◆ The task: Scan each line of the records for the word "ylabel" and extract the ones that have it.

(Records that describe figures)
____
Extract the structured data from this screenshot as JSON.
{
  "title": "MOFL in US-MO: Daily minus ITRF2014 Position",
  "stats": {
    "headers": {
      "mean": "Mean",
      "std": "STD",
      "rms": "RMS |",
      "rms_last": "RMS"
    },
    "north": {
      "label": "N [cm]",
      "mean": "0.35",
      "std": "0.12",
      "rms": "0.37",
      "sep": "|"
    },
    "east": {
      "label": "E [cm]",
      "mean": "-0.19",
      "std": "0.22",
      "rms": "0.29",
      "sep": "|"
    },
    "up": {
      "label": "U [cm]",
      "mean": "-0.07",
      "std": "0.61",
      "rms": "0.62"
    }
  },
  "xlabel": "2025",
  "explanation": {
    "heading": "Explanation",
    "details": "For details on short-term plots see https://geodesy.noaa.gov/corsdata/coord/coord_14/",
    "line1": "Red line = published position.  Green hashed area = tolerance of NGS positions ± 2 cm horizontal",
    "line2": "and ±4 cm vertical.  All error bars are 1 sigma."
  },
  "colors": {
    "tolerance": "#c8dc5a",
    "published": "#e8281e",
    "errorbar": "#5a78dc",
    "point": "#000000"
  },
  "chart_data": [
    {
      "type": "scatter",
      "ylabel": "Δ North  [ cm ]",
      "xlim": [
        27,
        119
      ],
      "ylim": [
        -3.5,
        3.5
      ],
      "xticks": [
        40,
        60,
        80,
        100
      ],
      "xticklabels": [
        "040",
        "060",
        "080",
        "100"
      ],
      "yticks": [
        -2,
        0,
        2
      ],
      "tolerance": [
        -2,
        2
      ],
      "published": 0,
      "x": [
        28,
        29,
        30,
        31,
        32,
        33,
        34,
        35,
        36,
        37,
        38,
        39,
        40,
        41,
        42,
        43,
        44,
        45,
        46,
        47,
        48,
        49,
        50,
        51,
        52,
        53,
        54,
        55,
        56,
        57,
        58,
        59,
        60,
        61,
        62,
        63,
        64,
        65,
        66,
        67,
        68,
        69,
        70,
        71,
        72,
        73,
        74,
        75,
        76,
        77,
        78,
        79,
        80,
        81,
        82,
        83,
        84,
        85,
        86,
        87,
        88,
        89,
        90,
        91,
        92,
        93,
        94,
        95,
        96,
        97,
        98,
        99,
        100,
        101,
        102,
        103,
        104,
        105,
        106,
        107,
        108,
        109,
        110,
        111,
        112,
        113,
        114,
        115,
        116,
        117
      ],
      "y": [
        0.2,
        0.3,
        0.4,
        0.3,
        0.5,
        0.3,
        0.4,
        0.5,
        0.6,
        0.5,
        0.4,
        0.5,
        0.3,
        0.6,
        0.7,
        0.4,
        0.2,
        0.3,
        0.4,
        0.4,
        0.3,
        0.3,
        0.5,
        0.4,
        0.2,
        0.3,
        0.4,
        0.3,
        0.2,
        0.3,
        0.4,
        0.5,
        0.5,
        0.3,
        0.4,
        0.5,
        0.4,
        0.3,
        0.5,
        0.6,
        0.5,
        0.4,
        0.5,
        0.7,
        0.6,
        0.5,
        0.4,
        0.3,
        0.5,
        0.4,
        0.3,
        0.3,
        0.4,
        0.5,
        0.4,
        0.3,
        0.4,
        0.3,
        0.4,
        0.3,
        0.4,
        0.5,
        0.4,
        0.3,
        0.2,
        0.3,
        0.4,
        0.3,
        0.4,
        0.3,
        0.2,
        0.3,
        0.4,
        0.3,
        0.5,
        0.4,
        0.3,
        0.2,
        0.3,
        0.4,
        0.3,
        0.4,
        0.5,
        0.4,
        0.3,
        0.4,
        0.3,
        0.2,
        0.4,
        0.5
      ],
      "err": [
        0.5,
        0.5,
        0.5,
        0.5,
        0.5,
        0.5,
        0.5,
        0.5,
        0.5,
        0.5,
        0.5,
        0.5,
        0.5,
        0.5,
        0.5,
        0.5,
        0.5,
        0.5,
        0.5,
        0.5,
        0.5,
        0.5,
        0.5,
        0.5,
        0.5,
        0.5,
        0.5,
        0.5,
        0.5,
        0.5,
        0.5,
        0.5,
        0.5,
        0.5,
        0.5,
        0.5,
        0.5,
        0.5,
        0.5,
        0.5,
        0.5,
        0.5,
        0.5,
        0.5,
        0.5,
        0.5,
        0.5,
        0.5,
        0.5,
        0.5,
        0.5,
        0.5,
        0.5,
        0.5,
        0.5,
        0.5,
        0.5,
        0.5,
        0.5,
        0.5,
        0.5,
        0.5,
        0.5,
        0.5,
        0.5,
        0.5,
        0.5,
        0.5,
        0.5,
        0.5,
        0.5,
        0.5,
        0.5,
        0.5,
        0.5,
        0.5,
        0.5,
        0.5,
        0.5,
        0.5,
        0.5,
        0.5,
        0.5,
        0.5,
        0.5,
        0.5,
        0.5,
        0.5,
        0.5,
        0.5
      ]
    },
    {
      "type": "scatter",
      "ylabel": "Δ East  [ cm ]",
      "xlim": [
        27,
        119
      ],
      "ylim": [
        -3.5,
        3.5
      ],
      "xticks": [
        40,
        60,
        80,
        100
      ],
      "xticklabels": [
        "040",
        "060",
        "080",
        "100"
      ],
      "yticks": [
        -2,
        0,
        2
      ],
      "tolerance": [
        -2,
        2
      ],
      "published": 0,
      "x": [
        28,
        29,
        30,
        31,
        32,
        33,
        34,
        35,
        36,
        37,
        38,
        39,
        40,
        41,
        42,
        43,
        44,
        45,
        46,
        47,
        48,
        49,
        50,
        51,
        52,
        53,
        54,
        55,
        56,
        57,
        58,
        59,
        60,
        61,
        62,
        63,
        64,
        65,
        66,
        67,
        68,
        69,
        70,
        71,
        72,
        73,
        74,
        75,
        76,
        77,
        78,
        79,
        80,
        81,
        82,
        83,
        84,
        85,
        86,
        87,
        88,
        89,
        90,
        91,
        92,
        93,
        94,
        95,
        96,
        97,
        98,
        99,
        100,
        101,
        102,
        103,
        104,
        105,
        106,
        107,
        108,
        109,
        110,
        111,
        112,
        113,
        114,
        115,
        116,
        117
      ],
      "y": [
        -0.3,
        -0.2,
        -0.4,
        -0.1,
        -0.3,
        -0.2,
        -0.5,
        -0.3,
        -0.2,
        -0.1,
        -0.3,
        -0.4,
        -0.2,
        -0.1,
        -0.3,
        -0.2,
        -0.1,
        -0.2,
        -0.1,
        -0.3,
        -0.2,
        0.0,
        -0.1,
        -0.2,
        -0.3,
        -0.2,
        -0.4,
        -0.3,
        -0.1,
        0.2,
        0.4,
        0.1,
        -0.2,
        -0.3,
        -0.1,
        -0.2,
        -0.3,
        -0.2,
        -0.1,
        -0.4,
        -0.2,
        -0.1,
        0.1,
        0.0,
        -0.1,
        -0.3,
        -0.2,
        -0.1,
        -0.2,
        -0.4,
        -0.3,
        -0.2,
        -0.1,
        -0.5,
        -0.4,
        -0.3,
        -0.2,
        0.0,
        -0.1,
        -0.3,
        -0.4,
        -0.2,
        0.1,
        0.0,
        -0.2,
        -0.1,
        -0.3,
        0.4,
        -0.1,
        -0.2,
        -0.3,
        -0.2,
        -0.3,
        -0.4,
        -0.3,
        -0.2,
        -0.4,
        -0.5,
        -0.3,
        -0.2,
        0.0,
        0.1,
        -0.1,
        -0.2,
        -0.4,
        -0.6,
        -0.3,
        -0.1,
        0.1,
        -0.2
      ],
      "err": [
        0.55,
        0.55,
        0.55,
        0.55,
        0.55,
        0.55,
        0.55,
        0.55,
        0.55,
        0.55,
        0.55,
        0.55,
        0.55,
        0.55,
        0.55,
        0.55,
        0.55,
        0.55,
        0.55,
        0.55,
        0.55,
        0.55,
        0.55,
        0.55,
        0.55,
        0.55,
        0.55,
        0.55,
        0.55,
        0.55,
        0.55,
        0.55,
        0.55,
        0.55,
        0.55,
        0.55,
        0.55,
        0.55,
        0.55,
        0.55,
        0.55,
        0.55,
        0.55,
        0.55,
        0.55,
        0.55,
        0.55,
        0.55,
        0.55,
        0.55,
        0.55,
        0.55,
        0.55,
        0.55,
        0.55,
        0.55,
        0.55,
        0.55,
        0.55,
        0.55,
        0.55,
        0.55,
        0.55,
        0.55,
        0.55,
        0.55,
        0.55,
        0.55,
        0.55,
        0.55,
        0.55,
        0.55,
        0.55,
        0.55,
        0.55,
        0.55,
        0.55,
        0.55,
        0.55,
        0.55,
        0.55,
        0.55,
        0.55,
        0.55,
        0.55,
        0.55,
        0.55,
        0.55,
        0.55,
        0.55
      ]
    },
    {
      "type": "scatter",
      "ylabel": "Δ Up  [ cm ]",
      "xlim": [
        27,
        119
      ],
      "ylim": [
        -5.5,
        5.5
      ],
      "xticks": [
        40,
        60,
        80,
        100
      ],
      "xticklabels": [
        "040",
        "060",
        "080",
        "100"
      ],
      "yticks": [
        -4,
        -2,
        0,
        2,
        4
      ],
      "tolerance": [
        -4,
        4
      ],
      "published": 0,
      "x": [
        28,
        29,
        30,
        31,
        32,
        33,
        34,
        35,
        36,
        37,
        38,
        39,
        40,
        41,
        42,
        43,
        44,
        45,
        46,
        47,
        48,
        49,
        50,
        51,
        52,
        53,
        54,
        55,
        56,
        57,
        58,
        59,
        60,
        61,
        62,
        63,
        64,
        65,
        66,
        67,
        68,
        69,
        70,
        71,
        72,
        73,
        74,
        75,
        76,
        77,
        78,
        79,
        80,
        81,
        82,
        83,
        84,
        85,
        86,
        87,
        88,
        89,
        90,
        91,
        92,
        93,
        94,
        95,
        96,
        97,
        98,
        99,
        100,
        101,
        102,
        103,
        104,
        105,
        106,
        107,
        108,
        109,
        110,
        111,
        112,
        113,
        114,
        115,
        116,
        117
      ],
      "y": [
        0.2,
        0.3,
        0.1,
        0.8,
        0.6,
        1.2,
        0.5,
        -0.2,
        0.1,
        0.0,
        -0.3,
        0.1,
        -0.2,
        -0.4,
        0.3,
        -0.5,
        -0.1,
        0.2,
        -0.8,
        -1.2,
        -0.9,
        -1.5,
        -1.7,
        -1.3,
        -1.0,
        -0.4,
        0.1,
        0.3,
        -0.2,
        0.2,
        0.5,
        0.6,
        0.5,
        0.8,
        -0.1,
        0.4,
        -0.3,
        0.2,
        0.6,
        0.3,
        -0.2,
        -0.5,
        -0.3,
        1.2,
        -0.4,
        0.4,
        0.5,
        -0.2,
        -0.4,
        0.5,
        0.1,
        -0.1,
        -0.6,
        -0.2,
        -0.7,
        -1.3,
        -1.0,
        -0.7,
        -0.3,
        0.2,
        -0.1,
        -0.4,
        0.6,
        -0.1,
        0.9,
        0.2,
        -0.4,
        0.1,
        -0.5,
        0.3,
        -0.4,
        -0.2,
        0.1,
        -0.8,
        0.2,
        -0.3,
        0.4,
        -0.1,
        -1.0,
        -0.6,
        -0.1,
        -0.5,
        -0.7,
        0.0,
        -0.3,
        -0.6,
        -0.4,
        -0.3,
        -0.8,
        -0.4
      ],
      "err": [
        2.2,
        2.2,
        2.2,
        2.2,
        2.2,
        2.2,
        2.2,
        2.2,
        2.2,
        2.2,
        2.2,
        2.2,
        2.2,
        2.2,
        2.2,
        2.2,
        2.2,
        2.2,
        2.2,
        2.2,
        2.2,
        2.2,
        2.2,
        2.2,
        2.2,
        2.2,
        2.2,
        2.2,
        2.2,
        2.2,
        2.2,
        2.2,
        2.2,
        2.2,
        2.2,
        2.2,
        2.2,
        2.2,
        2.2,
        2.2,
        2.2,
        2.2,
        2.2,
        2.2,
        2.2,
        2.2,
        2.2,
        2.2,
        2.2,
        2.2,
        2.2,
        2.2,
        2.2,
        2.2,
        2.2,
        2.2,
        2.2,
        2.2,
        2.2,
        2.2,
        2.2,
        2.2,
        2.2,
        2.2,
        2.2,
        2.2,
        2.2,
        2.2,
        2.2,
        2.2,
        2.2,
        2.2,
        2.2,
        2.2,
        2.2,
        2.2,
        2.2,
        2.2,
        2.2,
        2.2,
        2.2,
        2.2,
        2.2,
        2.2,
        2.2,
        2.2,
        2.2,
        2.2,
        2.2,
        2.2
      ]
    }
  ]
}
____
◆ Task response:
      "ylabel": "Δ North  [ cm ]",
      "ylabel": "Δ East  [ cm ]",
      "ylabel": "Δ Up  [ cm ]",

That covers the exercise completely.